→ EXERCISE DETAILS
Below is a set of records; restate each one word for word.

==== PROVIDED MATERIAL ====

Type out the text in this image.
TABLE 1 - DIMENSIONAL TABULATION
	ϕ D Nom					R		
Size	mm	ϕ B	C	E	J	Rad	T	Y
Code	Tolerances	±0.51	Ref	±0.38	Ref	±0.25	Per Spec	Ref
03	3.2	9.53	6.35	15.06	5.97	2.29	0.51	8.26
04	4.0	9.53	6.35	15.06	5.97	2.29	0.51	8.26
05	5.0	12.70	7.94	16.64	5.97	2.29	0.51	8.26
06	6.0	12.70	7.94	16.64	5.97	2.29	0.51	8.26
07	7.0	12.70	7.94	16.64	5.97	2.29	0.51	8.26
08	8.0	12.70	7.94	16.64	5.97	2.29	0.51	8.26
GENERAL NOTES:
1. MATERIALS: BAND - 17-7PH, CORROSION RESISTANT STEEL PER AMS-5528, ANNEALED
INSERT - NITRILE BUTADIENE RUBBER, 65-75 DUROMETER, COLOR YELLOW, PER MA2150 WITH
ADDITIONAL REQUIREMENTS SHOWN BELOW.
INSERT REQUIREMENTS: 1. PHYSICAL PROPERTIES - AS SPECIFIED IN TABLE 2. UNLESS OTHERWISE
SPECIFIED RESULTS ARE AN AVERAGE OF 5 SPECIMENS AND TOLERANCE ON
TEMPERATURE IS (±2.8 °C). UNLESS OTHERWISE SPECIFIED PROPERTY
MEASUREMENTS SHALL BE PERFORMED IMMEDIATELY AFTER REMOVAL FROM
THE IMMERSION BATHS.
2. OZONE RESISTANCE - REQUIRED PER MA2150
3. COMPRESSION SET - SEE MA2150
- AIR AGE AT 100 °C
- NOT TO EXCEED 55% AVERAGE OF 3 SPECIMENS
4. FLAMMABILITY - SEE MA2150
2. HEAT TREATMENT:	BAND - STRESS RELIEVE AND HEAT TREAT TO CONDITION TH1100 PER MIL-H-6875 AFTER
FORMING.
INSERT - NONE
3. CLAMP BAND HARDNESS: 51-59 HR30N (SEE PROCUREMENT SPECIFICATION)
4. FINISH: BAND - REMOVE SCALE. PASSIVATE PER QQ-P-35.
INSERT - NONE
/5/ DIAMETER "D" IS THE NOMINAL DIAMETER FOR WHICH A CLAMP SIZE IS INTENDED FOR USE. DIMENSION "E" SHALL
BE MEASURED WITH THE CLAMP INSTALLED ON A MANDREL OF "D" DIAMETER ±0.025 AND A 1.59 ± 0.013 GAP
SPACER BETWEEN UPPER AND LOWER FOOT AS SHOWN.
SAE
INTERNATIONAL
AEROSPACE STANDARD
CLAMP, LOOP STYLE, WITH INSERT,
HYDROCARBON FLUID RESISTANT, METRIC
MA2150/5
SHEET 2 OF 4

====

→ TASK RESULT
Type out the text in this image.
TABLE 1 - DIMENSIONAL TABULATION
	ϕ D Nom					R		
Size	mm	ϕ B	C	E	J	Rad	T	Y
Code	Tolerances	±0.51	Ref	±0.38	Ref	±0.25	Per Spec	Ref
03	3.2	9.53	6.35	15.06	5.97	2.29	0.51	8.26
04	4.0	9.53	6.35	15.06	5.97	2.29	0.51	8.26
05	5.0	12.70	7.94	16.64	5.97	2.29	0.51	8.26
06	6.0	12.70	7.94	16.64	5.97	2.29	0.51	8.26
07	7.0	12.70	7.94	16.64	5.97	2.29	0.51	8.26
08	8.0	12.70	7.94	16.64	5.97	2.29	0.51	8.26
GENERAL NOTES:
1. MATERIALS: BAND - 17-7PH, CORROSION RESISTANT STEEL PER AMS-5528, ANNEALED
INSERT - NITRILE BUTADIENE RUBBER, 65-75 DUROMETER, COLOR YELLOW, PER MA2150 WITH
ADDITIONAL REQUIREMENTS SHOWN BELOW.
INSERT REQUIREMENTS: 1. PHYSICAL PROPERTIES - AS SPECIFIED IN TABLE 2. UNLESS OTHERWISE
SPECIFIED RESULTS ARE AN AVERAGE OF 5 SPECIMENS AND TOLERANCE ON
TEMPERATURE IS (±2.8 °C). UNLESS OTHERWISE SPECIFIED PROPERTY
MEASUREMENTS SHALL BE PERFORMED IMMEDIATELY AFTER REMOVAL FROM
THE IMMERSION BATHS.
2. OZONE RESISTANCE - REQUIRED PER MA2150
3. COMPRESSION SET - SEE MA2150
- AIR AGE AT 100 °C
- NOT TO EXCEED 55% AVERAGE OF 3 SPECIMENS
4. FLAMMABILITY - SEE MA2150
2. HEAT TREATMENT:	BAND - STRESS RELIEVE AND HEAT TREAT TO CONDITION TH1100 PER MIL-H-6875 AFTER
FORMING.
INSERT - NONE
3. CLAMP BAND HARDNESS: 51-59 HR30N (SEE PROCUREMENT SPECIFICATION)
4. FINISH: BAND - REMOVE SCALE. PASSIVATE PER QQ-P-35.
INSERT - NONE
/5/ DIAMETER "D" IS THE NOMINAL DIAMETER FOR WHICH A CLAMP SIZE IS INTENDED FOR USE. DIMENSION "E" SHALL
BE MEASURED WITH THE CLAMP INSTALLED ON A MANDREL OF "D" DIAMETER ±0.025 AND A 1.59 ± 0.013 GAP
SPACER BETWEEN UPPER AND LOWER FOOT AS SHOWN.
SAE
INTERNATIONAL
AEROSPACE STANDARD
CLAMP, LOOP STYLE, WITH INSERT,
HYDROCARBON FLUID RESISTANT, METRIC
MA2150/5
SHEET 2 OF 4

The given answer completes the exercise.